* **WRITTEN EXERCISE**
Scan the records below. List lines holding "developments".

* **MATERIAL TO PROCESS**
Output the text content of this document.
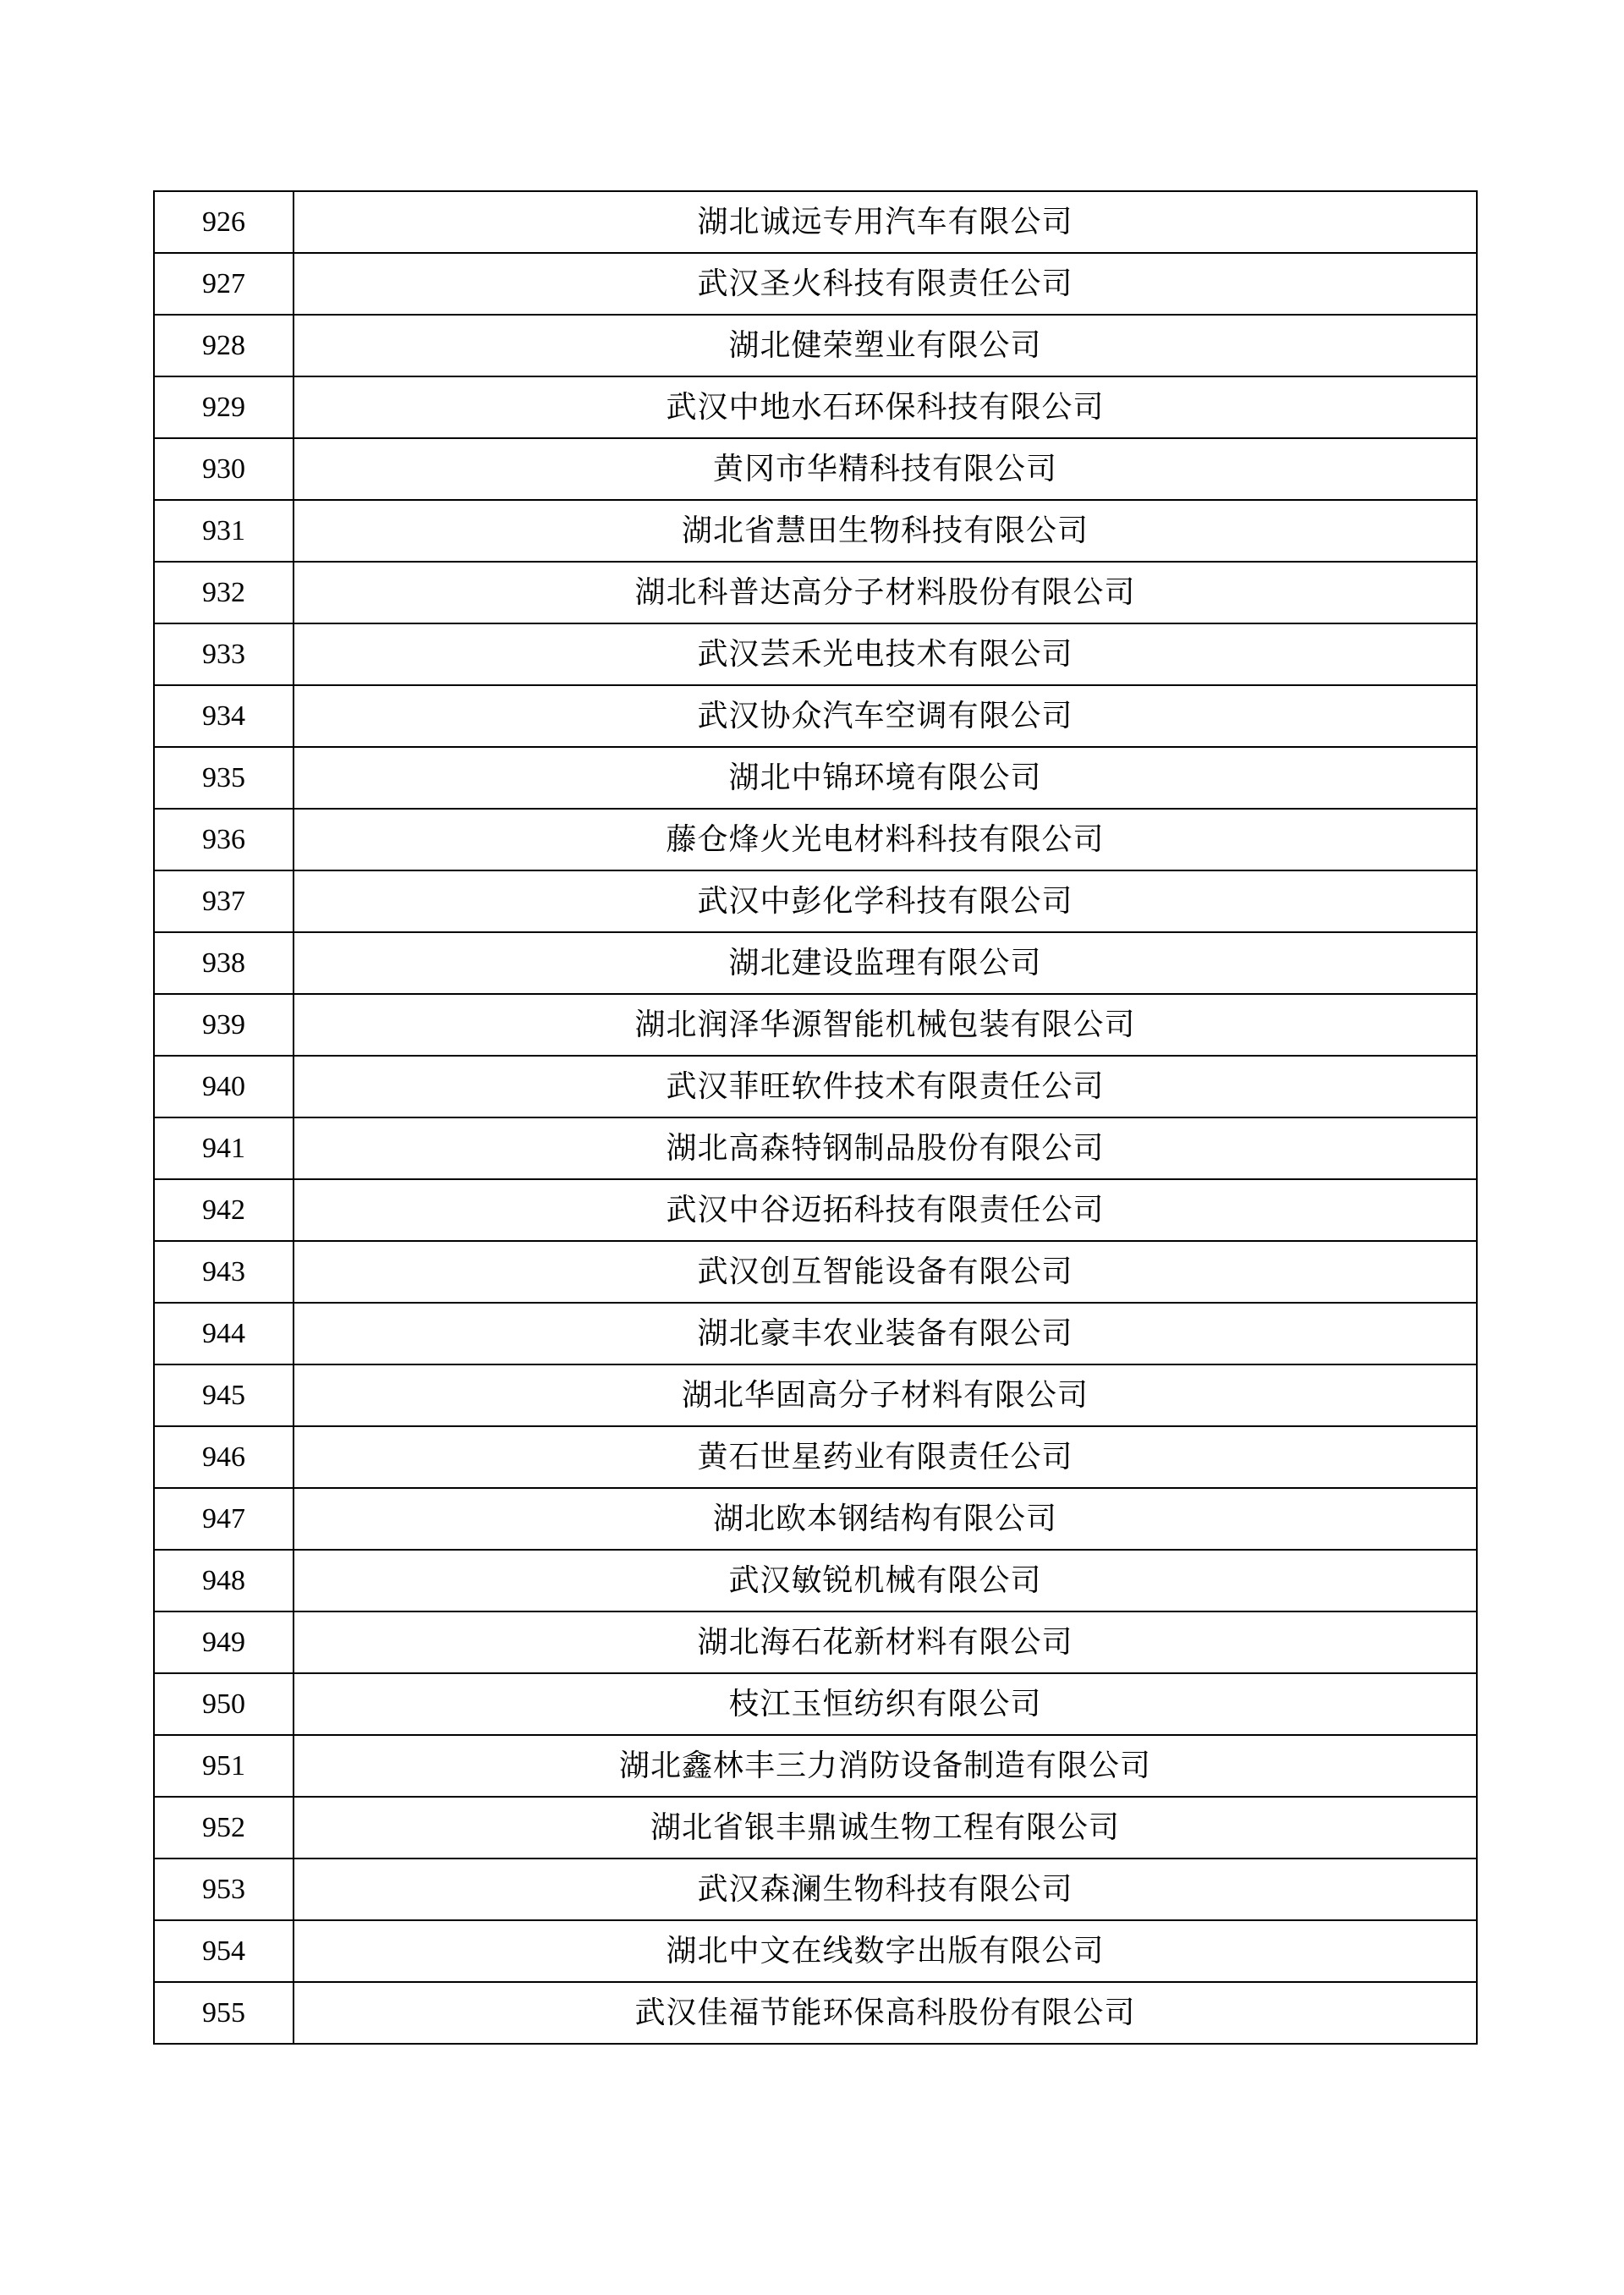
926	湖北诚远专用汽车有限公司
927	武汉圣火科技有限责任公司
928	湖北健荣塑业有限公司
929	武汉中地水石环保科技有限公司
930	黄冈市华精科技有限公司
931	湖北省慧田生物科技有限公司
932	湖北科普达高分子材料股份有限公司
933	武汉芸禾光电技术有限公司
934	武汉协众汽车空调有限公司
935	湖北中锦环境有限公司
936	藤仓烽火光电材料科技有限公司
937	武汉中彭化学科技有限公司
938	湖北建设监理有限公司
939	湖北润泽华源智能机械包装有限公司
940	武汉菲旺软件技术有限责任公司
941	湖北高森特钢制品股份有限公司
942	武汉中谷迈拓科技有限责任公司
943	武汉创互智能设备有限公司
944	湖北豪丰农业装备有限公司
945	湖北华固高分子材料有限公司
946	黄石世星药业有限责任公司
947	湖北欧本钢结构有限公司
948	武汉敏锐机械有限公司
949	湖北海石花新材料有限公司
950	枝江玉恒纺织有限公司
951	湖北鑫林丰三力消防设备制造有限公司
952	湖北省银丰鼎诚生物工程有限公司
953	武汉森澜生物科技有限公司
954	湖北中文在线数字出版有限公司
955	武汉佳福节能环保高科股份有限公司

==

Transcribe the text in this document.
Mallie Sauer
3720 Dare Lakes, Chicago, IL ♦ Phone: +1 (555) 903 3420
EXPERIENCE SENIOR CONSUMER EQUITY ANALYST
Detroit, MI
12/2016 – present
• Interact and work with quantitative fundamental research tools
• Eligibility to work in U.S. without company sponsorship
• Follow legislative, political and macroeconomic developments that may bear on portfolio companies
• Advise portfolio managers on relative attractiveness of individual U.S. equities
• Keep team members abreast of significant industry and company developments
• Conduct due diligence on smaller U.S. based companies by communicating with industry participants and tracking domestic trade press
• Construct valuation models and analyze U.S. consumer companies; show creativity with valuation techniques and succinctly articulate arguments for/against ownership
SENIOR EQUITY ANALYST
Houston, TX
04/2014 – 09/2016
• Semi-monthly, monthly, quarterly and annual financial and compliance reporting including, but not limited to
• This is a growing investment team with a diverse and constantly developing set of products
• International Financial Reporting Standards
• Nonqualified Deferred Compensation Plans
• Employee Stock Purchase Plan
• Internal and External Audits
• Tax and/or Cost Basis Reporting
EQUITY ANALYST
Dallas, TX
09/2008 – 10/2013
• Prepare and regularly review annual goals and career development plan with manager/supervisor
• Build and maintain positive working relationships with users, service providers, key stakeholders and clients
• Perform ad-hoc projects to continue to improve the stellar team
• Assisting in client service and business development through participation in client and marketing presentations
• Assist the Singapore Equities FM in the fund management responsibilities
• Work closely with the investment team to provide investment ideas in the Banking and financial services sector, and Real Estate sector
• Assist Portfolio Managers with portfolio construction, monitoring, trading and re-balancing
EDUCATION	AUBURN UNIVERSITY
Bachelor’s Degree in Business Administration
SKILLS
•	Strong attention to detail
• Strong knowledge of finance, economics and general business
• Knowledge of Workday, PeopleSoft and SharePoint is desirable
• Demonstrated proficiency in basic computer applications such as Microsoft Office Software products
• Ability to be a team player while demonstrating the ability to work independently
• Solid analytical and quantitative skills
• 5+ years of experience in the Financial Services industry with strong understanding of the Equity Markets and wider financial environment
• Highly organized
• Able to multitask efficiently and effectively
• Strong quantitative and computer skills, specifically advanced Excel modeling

* **OUTPUT OF THE EXERCISE**
• Follow legislative, political and macroeconomic developments that may bear on portfolio companies
• Keep team members abreast of significant industry and company developments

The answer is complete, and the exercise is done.